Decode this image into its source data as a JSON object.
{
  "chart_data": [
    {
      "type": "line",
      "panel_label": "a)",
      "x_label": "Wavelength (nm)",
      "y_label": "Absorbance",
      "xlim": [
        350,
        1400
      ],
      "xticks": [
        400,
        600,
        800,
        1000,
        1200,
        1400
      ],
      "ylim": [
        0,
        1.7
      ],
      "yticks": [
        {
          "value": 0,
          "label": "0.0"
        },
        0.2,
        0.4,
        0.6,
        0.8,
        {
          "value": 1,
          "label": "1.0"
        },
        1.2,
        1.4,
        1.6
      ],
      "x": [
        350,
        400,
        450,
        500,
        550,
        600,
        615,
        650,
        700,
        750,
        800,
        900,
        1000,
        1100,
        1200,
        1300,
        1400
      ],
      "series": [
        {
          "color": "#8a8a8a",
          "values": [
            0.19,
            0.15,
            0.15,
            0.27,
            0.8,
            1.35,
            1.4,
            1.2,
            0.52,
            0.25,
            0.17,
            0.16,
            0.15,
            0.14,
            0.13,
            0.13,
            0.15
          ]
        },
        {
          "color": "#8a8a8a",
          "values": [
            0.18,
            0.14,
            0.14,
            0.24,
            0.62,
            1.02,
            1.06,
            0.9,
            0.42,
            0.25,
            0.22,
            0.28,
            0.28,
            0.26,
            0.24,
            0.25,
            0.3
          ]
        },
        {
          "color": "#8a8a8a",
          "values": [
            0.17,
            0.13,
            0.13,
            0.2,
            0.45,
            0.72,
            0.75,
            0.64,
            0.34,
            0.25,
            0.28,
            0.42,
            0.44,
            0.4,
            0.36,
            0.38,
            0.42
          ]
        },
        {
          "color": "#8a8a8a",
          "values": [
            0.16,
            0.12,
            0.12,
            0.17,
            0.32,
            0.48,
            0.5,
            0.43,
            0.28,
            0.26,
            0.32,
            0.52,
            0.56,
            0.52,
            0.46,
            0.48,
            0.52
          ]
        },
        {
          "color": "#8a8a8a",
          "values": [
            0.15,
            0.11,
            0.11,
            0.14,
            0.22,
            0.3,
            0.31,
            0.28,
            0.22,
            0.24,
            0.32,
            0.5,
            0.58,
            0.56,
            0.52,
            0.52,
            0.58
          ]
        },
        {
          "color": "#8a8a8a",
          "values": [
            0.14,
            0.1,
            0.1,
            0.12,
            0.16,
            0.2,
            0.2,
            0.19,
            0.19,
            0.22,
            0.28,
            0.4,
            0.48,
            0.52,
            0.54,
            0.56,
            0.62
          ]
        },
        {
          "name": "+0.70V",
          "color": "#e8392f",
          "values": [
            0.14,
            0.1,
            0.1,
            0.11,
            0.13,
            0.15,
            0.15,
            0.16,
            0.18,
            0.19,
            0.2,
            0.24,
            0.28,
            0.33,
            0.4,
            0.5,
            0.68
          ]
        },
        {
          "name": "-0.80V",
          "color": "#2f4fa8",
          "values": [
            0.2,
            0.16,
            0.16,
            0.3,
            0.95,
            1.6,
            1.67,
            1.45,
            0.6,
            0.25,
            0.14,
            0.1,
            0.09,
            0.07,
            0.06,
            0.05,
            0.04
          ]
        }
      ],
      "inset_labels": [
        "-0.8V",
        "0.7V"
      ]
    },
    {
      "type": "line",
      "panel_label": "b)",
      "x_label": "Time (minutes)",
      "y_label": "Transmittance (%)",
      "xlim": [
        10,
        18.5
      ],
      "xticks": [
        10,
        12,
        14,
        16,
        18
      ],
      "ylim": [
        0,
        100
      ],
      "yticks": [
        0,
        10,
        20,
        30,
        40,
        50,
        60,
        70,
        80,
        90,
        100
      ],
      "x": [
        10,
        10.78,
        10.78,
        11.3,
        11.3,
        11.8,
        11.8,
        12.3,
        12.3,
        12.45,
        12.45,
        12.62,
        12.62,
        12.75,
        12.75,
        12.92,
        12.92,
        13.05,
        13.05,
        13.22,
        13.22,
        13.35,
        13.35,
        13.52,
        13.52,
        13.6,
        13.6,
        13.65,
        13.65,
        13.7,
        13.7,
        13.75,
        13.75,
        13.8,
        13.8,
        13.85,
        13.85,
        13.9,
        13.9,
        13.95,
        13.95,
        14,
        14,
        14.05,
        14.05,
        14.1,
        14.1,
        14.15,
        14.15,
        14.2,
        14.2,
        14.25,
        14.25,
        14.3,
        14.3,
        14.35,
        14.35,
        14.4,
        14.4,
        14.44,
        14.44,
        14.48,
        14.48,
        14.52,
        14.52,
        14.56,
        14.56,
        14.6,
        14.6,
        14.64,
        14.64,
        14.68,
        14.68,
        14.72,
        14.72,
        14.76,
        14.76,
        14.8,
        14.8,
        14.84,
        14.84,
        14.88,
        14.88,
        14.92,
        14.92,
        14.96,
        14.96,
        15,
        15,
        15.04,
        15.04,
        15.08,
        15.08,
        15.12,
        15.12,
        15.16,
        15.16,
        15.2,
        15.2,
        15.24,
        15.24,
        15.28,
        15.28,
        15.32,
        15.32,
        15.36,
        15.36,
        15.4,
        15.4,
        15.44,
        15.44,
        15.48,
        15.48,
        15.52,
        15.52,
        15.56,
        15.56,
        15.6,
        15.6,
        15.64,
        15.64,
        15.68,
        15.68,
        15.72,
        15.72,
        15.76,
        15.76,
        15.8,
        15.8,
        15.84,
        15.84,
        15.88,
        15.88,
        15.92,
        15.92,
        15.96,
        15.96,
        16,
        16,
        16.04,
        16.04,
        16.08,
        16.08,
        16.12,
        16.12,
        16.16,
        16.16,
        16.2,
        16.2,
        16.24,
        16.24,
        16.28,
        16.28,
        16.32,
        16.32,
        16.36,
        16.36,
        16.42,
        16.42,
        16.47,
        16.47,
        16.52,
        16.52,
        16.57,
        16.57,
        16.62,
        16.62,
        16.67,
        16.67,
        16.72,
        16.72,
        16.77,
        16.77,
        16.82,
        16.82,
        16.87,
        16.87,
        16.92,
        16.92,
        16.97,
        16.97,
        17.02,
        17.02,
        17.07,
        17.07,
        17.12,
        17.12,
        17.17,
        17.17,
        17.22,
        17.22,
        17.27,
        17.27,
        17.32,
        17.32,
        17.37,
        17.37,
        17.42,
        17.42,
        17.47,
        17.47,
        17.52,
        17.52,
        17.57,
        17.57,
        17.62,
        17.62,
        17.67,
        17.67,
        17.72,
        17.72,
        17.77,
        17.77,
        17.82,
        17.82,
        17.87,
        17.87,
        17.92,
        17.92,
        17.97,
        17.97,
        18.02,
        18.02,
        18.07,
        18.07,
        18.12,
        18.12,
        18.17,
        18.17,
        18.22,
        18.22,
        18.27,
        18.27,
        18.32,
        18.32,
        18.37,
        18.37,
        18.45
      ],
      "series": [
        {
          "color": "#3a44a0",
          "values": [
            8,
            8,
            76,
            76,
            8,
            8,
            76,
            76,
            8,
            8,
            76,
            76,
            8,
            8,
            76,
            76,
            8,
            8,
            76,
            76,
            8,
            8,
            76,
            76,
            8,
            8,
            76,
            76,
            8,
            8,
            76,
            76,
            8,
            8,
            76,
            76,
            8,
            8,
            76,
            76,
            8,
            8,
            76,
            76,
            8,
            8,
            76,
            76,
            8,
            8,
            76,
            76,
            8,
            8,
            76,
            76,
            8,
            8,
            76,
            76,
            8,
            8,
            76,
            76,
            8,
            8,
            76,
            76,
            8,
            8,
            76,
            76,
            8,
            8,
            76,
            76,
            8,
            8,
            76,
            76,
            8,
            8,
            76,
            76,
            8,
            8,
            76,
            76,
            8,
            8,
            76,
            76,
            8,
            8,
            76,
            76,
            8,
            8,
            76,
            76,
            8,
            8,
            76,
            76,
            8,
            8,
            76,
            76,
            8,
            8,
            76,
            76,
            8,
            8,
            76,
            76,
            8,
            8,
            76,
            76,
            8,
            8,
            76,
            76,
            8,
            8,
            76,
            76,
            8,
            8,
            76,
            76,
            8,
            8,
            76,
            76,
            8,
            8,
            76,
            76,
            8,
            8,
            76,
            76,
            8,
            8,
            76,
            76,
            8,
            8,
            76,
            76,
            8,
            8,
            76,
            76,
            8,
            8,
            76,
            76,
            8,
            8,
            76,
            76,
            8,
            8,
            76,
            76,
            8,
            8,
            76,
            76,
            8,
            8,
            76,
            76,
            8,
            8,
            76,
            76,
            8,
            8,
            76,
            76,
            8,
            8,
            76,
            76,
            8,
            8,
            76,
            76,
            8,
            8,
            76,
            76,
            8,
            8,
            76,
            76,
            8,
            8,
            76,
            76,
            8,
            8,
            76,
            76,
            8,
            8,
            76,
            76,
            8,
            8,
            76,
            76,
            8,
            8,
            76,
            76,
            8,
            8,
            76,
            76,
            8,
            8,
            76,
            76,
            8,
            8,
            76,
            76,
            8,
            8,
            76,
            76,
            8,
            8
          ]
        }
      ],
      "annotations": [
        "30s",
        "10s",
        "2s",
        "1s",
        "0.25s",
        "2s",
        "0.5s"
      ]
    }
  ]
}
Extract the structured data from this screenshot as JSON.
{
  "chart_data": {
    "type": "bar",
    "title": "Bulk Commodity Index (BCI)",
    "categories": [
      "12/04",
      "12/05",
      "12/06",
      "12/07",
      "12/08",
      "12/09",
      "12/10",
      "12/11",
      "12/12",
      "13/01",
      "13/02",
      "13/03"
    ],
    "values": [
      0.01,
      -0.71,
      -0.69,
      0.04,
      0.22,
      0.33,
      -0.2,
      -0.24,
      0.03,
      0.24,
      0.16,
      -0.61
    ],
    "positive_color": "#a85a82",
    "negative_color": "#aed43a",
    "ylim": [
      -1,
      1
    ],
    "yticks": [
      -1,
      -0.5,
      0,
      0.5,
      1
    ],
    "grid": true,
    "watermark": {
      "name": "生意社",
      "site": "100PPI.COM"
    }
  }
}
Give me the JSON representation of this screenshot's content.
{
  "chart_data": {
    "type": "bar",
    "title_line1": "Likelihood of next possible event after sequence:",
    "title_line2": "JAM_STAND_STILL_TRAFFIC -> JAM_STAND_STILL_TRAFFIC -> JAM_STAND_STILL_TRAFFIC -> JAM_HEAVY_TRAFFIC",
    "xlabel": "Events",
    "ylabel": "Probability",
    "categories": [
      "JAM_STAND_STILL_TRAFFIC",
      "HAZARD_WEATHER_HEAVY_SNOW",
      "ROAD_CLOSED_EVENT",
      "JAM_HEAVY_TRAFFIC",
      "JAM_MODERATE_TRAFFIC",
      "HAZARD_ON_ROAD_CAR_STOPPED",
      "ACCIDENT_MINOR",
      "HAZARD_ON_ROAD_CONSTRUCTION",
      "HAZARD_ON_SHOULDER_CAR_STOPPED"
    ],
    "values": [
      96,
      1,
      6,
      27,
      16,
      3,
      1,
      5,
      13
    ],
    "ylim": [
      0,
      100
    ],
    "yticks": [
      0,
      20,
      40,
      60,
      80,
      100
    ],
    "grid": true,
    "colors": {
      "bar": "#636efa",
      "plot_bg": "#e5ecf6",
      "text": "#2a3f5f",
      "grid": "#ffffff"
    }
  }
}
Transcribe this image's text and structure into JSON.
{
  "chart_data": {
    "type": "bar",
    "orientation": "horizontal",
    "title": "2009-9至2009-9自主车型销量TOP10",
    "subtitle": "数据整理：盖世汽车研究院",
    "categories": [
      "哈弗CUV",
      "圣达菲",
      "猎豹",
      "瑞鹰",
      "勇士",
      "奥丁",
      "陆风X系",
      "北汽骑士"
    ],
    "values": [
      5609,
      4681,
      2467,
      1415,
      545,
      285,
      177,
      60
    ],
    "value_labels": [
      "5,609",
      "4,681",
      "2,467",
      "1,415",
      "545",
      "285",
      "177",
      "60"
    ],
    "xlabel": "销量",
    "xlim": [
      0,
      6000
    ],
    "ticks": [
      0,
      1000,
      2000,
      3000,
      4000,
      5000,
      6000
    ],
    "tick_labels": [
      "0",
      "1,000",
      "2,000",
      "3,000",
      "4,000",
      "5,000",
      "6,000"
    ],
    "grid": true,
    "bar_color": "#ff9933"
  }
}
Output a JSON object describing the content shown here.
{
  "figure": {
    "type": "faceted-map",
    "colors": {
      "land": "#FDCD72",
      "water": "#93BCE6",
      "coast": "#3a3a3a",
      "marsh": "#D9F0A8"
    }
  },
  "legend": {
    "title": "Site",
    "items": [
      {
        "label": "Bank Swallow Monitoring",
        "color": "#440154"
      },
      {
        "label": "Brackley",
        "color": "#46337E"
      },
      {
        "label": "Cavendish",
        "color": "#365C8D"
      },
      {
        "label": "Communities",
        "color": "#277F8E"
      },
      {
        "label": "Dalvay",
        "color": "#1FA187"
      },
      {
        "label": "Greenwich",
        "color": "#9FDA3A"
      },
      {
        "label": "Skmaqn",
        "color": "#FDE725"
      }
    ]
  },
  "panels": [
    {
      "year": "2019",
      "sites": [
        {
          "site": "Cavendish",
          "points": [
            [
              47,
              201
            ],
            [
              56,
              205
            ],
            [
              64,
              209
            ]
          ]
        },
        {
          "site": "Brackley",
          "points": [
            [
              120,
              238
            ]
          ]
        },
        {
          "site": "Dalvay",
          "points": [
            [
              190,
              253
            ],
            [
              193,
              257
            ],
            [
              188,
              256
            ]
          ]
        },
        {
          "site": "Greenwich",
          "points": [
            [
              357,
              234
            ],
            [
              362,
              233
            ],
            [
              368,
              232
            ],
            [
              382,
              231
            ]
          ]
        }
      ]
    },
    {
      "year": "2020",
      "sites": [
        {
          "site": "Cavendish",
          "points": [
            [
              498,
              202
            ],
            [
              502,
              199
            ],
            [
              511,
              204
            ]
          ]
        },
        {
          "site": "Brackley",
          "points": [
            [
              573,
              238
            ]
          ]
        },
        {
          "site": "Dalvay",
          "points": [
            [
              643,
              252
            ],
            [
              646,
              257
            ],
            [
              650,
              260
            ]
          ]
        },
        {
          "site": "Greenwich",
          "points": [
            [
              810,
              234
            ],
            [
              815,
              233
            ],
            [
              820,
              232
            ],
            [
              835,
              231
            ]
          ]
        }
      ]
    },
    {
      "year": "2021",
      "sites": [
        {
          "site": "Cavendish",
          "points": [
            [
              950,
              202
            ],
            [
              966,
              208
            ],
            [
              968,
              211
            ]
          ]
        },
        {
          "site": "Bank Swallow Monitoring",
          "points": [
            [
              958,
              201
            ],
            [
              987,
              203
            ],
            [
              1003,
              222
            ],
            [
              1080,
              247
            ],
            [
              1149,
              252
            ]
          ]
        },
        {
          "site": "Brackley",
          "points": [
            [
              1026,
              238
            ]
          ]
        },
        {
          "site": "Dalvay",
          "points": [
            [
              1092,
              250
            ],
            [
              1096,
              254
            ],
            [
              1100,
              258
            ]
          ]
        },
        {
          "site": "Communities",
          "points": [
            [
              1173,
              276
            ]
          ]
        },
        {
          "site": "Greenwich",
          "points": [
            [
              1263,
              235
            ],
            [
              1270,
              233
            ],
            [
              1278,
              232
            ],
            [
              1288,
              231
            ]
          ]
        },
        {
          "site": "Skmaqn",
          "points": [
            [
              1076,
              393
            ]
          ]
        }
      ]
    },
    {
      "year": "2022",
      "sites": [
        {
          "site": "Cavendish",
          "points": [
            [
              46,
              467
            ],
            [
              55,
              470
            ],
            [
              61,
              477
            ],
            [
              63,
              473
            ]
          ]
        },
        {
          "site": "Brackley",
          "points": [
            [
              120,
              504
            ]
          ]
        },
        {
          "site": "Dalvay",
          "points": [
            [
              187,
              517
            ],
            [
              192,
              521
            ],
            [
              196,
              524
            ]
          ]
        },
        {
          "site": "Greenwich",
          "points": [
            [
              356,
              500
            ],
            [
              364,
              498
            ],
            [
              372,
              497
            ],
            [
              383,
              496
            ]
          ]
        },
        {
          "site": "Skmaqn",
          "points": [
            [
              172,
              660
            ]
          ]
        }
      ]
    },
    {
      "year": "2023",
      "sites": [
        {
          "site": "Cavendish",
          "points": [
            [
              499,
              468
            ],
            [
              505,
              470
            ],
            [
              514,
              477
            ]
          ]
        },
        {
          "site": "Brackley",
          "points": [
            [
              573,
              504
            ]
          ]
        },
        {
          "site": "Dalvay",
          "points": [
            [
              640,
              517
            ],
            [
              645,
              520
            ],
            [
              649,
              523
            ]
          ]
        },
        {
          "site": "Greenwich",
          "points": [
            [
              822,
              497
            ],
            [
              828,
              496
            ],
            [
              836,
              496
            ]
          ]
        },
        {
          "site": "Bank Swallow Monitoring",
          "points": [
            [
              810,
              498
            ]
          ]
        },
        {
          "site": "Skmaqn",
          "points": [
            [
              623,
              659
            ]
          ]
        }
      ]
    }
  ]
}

**REQUIRED TASK:** In the listing, find all lines with the string "this" and copy them.

**REPLY TO THE TASK:**
Decode this image into its source data as a JSON object.
Extract the structured data from this screenshot as JSON.
Give me the JSON representation of this screenshot's content.
Transcribe this image's text and structure into JSON.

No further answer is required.